Aim of the task:
Retype the listing that follows, word for word.

Start of Available data

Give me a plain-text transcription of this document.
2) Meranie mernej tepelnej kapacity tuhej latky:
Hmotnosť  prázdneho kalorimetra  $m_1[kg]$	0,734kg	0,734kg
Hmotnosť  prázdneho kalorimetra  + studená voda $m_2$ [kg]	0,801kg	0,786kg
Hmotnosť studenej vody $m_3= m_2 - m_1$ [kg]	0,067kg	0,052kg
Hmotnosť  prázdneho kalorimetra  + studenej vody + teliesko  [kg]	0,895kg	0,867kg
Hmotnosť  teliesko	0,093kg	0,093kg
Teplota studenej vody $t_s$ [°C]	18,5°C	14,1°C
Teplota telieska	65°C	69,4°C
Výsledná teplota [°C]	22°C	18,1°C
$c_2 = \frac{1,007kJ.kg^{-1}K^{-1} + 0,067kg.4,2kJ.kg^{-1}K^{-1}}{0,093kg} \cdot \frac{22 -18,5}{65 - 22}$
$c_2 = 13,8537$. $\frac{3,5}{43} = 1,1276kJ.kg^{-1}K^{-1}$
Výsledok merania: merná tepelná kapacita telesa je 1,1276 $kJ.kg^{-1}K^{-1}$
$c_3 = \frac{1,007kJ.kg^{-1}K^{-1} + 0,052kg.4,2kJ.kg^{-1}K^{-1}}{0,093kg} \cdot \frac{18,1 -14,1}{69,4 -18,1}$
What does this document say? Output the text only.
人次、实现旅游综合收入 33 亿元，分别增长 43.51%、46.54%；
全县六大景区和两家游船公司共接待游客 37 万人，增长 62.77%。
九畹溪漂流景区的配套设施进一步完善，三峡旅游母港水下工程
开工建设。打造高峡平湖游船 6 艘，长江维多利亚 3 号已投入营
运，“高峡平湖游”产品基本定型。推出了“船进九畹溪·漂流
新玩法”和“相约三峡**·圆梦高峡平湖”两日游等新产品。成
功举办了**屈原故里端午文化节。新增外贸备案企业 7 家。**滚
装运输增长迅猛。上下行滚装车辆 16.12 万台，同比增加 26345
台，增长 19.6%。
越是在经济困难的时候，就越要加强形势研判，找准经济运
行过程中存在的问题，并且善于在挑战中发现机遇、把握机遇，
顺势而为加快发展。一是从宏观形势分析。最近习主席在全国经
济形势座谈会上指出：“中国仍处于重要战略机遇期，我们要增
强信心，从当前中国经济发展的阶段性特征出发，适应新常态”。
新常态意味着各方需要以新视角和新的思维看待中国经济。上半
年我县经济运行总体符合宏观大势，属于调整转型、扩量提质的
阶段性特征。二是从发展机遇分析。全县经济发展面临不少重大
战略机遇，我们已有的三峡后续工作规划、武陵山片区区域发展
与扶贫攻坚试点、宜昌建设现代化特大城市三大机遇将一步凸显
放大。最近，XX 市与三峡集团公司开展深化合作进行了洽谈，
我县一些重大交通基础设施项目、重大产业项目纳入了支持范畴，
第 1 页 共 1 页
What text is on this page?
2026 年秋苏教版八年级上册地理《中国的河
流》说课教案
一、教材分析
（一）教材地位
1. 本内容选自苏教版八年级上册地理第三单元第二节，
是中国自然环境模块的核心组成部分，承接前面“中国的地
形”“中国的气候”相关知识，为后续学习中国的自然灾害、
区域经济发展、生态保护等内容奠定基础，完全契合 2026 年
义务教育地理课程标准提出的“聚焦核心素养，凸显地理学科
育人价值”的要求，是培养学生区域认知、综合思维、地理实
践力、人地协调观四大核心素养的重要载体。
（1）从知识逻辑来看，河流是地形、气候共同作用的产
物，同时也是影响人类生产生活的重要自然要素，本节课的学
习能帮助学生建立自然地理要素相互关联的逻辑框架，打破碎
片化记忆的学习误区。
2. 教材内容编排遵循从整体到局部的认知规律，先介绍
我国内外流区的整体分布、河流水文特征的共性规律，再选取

End of Available data

Solution to this exercise:
Give me a plain-text transcription of this document.
2) Meranie mernej tepelnej kapacity tuhej latky:
Hmotnosť  prázdneho kalorimetra  $m_1[kg]$	0,734kg	0,734kg
Hmotnosť  prázdneho kalorimetra  + studená voda $m_2$ [kg]	0,801kg	0,786kg
Hmotnosť studenej vody $m_3= m_2 - m_1$ [kg]	0,067kg	0,052kg
Hmotnosť  prázdneho kalorimetra  + studenej vody + teliesko  [kg]	0,895kg	0,867kg
Hmotnosť  teliesko	0,093kg	0,093kg
Teplota studenej vody $t_s$ [°C]	18,5°C	14,1°C
Teplota telieska	65°C	69,4°C
Výsledná teplota [°C]	22°C	18,1°C
$c_2 = \frac{1,007kJ.kg^{-1}K^{-1} + 0,067kg.4,2kJ.kg^{-1}K^{-1}}{0,093kg} \cdot \frac{22 -18,5}{65 - 22}$
$c_2 = 13,8537$. $\frac{3,5}{43} = 1,1276kJ.kg^{-1}K^{-1}$
Výsledok merania: merná tepelná kapacita telesa je 1,1276 $kJ.kg^{-1}K^{-1}$
$c_3 = \frac{1,007kJ.kg^{-1}K^{-1} + 0,052kg.4,2kJ.kg^{-1}K^{-1}}{0,093kg} \cdot \frac{18,1 -14,1}{69,4 -18,1}$
What does this document say? Output the text only.
人次、实现旅游综合收入 33 亿元，分别增长 43.51%、46.54%；
全县六大景区和两家游船公司共接待游客 37 万人，增长 62.77%。
九畹溪漂流景区的配套设施进一步完善，三峡旅游母港水下工程
开工建设。打造高峡平湖游船 6 艘，长江维多利亚 3 号已投入营
运，“高峡平湖游”产品基本定型。推出了“船进九畹溪·漂流
新玩法”和“相约三峡**·圆梦高峡平湖”两日游等新产品。成
功举办了**屈原故里端午文化节。新增外贸备案企业 7 家。**滚
装运输增长迅猛。上下行滚装车辆 16.12 万台，同比增加 26345
台，增长 19.6%。
越是在经济困难的时候，就越要加强形势研判，找准经济运
行过程中存在的问题，并且善于在挑战中发现机遇、把握机遇，
顺势而为加快发展。一是从宏观形势分析。最近习主席在全国经
济形势座谈会上指出：“中国仍处于重要战略机遇期，我们要增
强信心，从当前中国经济发展的阶段性特征出发，适应新常态”。
新常态意味着各方需要以新视角和新的思维看待中国经济。上半
年我县经济运行总体符合宏观大势，属于调整转型、扩量提质的
阶段性特征。二是从发展机遇分析。全县经济发展面临不少重大
战略机遇，我们已有的三峡后续工作规划、武陵山片区区域发展
与扶贫攻坚试点、宜昌建设现代化特大城市三大机遇将一步凸显
放大。最近，XX 市与三峡集团公司开展深化合作进行了洽谈，
我县一些重大交通基础设施项目、重大产业项目纳入了支持范畴，
第 1 页 共 1 页
What text is on this page?
2026 年秋苏教版八年级上册地理《中国的河
流》说课教案
一、教材分析
（一）教材地位
1. 本内容选自苏教版八年级上册地理第三单元第二节，
是中国自然环境模块的核心组成部分，承接前面“中国的地
形”“中国的气候”相关知识，为后续学习中国的自然灾害、
区域经济发展、生态保护等内容奠定基础，完全契合 2026 年
义务教育地理课程标准提出的“聚焦核心素养，凸显地理学科
育人价值”的要求，是培养学生区域认知、综合思维、地理实
践力、人地协调观四大核心素养的重要载体。
（1）从知识逻辑来看，河流是地形、气候共同作用的产
物，同时也是影响人类生产生活的重要自然要素，本节课的学
习能帮助学生建立自然地理要素相互关联的逻辑框架，打破碎
片化记忆的学习误区。
2. 教材内容编排遵循从整体到局部的认知规律，先介绍
我国内外流区的整体分布、河流水文特征的共性规律，再选取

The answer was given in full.